* What you need to do
Go through the records underneath and write each one out again exactly.

— BEGIN Data —

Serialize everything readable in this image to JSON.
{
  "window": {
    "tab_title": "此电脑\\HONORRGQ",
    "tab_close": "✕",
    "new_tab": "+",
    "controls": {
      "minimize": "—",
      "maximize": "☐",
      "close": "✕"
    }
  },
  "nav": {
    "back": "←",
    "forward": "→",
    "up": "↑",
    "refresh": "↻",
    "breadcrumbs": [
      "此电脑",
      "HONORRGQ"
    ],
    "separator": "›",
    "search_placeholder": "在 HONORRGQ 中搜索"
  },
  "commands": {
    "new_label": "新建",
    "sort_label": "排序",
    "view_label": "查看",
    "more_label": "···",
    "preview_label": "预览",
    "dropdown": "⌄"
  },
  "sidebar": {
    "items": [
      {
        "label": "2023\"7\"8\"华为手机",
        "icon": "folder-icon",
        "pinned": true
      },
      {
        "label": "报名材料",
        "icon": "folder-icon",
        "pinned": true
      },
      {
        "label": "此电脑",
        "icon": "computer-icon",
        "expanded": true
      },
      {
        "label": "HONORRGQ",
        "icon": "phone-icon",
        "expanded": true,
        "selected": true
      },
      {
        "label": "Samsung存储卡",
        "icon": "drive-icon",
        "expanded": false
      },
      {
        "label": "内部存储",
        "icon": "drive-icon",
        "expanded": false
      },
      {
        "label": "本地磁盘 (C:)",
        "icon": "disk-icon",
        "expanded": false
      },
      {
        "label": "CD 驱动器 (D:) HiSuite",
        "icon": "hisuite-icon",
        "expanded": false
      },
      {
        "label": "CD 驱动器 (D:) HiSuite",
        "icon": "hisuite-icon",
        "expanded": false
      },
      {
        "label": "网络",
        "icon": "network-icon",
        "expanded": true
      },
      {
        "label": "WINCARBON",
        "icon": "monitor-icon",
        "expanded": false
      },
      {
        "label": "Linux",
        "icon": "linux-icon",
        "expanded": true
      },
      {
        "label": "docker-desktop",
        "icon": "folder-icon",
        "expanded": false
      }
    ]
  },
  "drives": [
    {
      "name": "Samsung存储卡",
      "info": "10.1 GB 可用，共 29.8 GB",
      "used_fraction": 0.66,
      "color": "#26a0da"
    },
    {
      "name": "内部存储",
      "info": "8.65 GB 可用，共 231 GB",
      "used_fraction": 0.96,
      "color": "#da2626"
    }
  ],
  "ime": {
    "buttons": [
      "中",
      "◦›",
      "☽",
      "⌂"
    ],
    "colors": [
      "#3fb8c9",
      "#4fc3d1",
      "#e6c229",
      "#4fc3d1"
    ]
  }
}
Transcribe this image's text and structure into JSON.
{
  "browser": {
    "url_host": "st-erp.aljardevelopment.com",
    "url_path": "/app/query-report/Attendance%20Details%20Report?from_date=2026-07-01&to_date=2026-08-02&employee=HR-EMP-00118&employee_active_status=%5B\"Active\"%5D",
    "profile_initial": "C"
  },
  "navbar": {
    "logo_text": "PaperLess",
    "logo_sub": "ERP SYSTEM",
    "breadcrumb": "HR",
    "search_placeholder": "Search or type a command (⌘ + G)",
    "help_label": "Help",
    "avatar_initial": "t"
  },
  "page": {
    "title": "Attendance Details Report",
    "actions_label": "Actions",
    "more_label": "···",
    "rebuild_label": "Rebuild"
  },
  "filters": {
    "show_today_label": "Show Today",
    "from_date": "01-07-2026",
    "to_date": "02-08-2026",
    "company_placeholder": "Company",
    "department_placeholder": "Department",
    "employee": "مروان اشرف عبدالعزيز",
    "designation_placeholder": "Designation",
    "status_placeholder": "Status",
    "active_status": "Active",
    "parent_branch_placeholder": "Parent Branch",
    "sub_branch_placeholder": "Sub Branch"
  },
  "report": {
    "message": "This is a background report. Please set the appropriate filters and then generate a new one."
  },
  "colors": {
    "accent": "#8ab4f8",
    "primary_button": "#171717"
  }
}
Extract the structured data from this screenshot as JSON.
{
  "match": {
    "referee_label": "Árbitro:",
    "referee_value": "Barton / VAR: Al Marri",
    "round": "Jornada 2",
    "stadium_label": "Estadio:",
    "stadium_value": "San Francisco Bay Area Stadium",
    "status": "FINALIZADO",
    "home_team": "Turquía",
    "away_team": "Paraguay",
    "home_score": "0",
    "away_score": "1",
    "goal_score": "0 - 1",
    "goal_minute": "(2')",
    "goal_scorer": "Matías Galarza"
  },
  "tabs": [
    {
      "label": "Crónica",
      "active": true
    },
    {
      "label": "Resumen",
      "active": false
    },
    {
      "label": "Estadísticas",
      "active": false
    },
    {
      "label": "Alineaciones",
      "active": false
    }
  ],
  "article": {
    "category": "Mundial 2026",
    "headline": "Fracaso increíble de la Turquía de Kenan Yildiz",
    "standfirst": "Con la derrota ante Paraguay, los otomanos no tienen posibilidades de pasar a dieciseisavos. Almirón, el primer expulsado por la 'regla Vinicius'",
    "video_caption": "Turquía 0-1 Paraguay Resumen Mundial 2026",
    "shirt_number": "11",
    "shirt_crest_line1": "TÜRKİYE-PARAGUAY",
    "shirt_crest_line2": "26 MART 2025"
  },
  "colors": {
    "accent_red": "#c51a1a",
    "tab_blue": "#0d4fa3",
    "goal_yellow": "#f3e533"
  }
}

— END Data —

* Written response
Serialize everything readable in this image to JSON.
{
  "window": {
    "tab_title": "此电脑\\HONORRGQ",
    "tab_close": "✕",
    "new_tab": "+",
    "controls": {
      "minimize": "—",
      "maximize": "☐",
      "close": "✕"
    }
  },
  "nav": {
    "back": "←",
    "forward": "→",
    "up": "↑",
    "refresh": "↻",
    "breadcrumbs": [
      "此电脑",
      "HONORRGQ"
    ],
    "separator": "›",
    "search_placeholder": "在 HONORRGQ 中搜索"
  },
  "commands": {
    "new_label": "新建",
    "sort_label": "排序",
    "view_label": "查看",
    "more_label": "···",
    "preview_label": "预览",
    "dropdown": "⌄"
  },
  "sidebar": {
    "items": [
      {
        "label": "2023\"7\"8\"华为手机",
        "icon": "folder-icon",
        "pinned": true
      },
      {
        "label": "报名材料",
        "icon": "folder-icon",
        "pinned": true
      },
      {
        "label": "此电脑",
        "icon": "computer-icon",
        "expanded": true
      },
      {
        "label": "HONORRGQ",
        "icon": "phone-icon",
        "expanded": true,
        "selected": true
      },
      {
        "label": "Samsung存储卡",
        "icon": "drive-icon",
        "expanded": false
      },
      {
        "label": "内部存储",
        "icon": "drive-icon",
        "expanded": false
      },
      {
        "label": "本地磁盘 (C:)",
        "icon": "disk-icon",
        "expanded": false
      },
      {
        "label": "CD 驱动器 (D:) HiSuite",
        "icon": "hisuite-icon",
        "expanded": false
      },
      {
        "label": "CD 驱动器 (D:) HiSuite",
        "icon": "hisuite-icon",
        "expanded": false
      },
      {
        "label": "网络",
        "icon": "network-icon",
        "expanded": true
      },
      {
        "label": "WINCARBON",
        "icon": "monitor-icon",
        "expanded": false
      },
      {
        "label": "Linux",
        "icon": "linux-icon",
        "expanded": true
      },
      {
        "label": "docker-desktop",
        "icon": "folder-icon",
        "expanded": false
      }
    ]
  },
  "drives": [
    {
      "name": "Samsung存储卡",
      "info": "10.1 GB 可用，共 29.8 GB",
      "used_fraction": 0.66,
      "color": "#26a0da"
    },
    {
      "name": "内部存储",
      "info": "8.65 GB 可用，共 231 GB",
      "used_fraction": 0.96,
      "color": "#da2626"
    }
  ],
  "ime": {
    "buttons": [
      "中",
      "◦›",
      "☽",
      "⌂"
    ],
    "colors": [
      "#3fb8c9",
      "#4fc3d1",
      "#e6c229",
      "#4fc3d1"
    ]
  }
}
Transcribe this image's text and structure into JSON.
{
  "browser": {
    "url_host": "st-erp.aljardevelopment.com",
    "url_path": "/app/query-report/Attendance%20Details%20Report?from_date=2026-07-01&to_date=2026-08-02&employee=HR-EMP-00118&employee_active_status=%5B\"Active\"%5D",
    "profile_initial": "C"
  },
  "navbar": {
    "logo_text": "PaperLess",
    "logo_sub": "ERP SYSTEM",
    "breadcrumb": "HR",
    "search_placeholder": "Search or type a command (⌘ + G)",
    "help_label": "Help",
    "avatar_initial": "t"
  },
  "page": {
    "title": "Attendance Details Report",
    "actions_label": "Actions",
    "more_label": "···",
    "rebuild_label": "Rebuild"
  },
  "filters": {
    "show_today_label": "Show Today",
    "from_date": "01-07-2026",
    "to_date": "02-08-2026",
    "company_placeholder": "Company",
    "department_placeholder": "Department",
    "employee": "مروان اشرف عبدالعزيز",
    "designation_placeholder": "Designation",
    "status_placeholder": "Status",
    "active_status": "Active",
    "parent_branch_placeholder": "Parent Branch",
    "sub_branch_placeholder": "Sub Branch"
  },
  "report": {
    "message": "This is a background report. Please set the appropriate filters and then generate a new one."
  },
  "colors": {
    "accent": "#8ab4f8",
    "primary_button": "#171717"
  }
}
Extract the structured data from this screenshot as JSON.
{
  "match": {
    "referee_label": "Árbitro:",
    "referee_value": "Barton / VAR: Al Marri",
    "round": "Jornada 2",
    "stadium_label": "Estadio:",
    "stadium_value": "San Francisco Bay Area Stadium",
    "status": "FINALIZADO",
    "home_team": "Turquía",
    "away_team": "Paraguay",
    "home_score": "0",
    "away_score": "1",
    "goal_score": "0 - 1",
    "goal_minute": "(2')",
    "goal_scorer": "Matías Galarza"
  },
  "tabs": [
    {
      "label": "Crónica",
      "active": true
    },
    {
      "label": "Resumen",
      "active": false
    },
    {
      "label": "Estadísticas",
      "active": false
    },
    {
      "label": "Alineaciones",
      "active": false
    }
  ],
  "article": {
    "category": "Mundial 2026",
    "headline": "Fracaso increíble de la Turquía de Kenan Yildiz",
    "standfirst": "Con la derrota ante Paraguay, los otomanos no tienen posibilidades de pasar a dieciseisavos. Almirón, el primer expulsado por la 'regla Vinicius'",
    "video_caption": "Turquía 0-1 Paraguay Resumen Mundial 2026",
    "shirt_number": "11",
    "shirt_crest_line1": "TÜRKİYE-PARAGUAY",
    "shirt_crest_line2": "26 MART 2025"
  },
  "colors": {
    "accent_red": "#c51a1a",
    "tab_blue": "#0d4fa3",
    "goal_yellow": "#f3e533"
  }
}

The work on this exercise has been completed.